--- Start of DATA SHOWN ---
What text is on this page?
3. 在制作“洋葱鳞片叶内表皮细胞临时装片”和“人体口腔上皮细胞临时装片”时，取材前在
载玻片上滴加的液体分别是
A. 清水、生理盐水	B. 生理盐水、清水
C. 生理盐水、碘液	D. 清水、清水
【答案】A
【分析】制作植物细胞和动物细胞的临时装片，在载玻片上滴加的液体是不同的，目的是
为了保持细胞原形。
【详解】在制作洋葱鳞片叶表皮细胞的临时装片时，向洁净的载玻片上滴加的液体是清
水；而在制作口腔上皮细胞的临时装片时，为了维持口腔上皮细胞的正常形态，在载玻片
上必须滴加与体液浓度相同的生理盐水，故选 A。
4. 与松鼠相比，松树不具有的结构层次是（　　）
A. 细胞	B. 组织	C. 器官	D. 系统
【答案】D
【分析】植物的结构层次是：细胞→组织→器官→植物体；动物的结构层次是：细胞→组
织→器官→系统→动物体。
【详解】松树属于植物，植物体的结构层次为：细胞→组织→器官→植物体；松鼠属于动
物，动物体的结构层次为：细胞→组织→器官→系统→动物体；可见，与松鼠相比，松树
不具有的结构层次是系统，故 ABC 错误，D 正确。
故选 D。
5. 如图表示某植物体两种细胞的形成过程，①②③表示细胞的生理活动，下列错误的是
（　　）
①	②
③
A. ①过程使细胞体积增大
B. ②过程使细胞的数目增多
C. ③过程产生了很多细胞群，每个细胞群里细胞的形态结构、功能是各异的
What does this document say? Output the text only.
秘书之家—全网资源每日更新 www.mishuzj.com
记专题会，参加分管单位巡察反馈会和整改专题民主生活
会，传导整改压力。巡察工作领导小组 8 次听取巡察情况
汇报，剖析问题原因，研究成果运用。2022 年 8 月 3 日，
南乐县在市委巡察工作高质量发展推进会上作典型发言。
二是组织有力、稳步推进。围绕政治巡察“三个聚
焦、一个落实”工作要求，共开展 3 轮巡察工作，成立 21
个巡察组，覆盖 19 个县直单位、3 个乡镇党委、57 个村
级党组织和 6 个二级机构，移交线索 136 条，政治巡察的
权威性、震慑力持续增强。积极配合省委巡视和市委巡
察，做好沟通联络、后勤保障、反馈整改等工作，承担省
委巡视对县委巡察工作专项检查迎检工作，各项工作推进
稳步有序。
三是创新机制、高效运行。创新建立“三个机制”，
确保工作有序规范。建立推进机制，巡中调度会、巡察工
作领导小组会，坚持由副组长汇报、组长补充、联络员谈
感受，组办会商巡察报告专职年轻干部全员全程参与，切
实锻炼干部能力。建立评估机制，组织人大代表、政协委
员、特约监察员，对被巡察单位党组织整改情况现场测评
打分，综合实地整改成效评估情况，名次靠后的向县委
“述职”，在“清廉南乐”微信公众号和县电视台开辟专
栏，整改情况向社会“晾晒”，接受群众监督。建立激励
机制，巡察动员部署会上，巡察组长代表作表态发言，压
--- End of DATA SHOWN ---
▶ **DIRECTIONS**
Reproduce, word for word, only the lines from the one that contains "What does this" through the final line.

▶ **RESPONSE BELOW**
What does this document say? Output the text only.
秘书之家—全网资源每日更新 www.mishuzj.com
记专题会，参加分管单位巡察反馈会和整改专题民主生活
会，传导整改压力。巡察工作领导小组 8 次听取巡察情况
汇报，剖析问题原因，研究成果运用。2022 年 8 月 3 日，
南乐县在市委巡察工作高质量发展推进会上作典型发言。
二是组织有力、稳步推进。围绕政治巡察“三个聚
焦、一个落实”工作要求，共开展 3 轮巡察工作，成立 21
个巡察组，覆盖 19 个县直单位、3 个乡镇党委、57 个村
级党组织和 6 个二级机构，移交线索 136 条，政治巡察的
权威性、震慑力持续增强。积极配合省委巡视和市委巡
察，做好沟通联络、后勤保障、反馈整改等工作，承担省
委巡视对县委巡察工作专项检查迎检工作，各项工作推进
稳步有序。
三是创新机制、高效运行。创新建立“三个机制”，
确保工作有序规范。建立推进机制，巡中调度会、巡察工
作领导小组会，坚持由副组长汇报、组长补充、联络员谈
感受，组办会商巡察报告专职年轻干部全员全程参与，切
实锻炼干部能力。建立评估机制，组织人大代表、政协委
员、特约监察员，对被巡察单位党组织整改情况现场测评
打分，综合实地整改成效评估情况，名次靠后的向县委
“述职”，在“清廉南乐”微信公众号和县电视台开辟专
栏，整改情况向社会“晾晒”，接受群众监督。建立激励
机制，巡察动员部署会上，巡察组长代表作表态发言，压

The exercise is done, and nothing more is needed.